* START SOURCE RECORDS *

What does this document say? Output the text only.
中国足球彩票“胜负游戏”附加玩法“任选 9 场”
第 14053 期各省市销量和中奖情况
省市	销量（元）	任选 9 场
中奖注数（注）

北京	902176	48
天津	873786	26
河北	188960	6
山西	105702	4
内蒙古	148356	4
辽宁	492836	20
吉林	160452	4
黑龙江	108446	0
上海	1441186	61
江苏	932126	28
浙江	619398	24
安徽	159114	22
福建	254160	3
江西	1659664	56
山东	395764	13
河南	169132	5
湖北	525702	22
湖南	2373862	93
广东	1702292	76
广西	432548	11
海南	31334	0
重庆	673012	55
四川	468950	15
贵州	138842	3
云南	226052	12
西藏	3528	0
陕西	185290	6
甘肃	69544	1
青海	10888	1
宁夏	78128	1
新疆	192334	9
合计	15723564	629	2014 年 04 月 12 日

* END SOURCE RECORDS *

EXERCISE AIM ::
Extract all the entries word for word.

RESPONSE TO THE TASK ::
What does this document say? Output the text only.
中国足球彩票“胜负游戏”附加玩法“任选 9 场”
第 14053 期各省市销量和中奖情况
省市	销量（元）	任选 9 场
中奖注数（注）

北京	902176	48
天津	873786	26
河北	188960	6
山西	105702	4
内蒙古	148356	4
辽宁	492836	20
吉林	160452	4
黑龙江	108446	0
上海	1441186	61
江苏	932126	28
浙江	619398	24
安徽	159114	22
福建	254160	3
江西	1659664	56
山东	395764	13
河南	169132	5
湖北	525702	22
湖南	2373862	93
广东	1702292	76
广西	432548	11
海南	31334	0
重庆	673012	55
四川	468950	15
贵州	138842	3
云南	226052	12
西藏	3528	0
陕西	185290	6
甘肃	69544	1
青海	10888	1
宁夏	78128	1
新疆	192334	9
合计	15723564	629	2014 年 04 月 12 日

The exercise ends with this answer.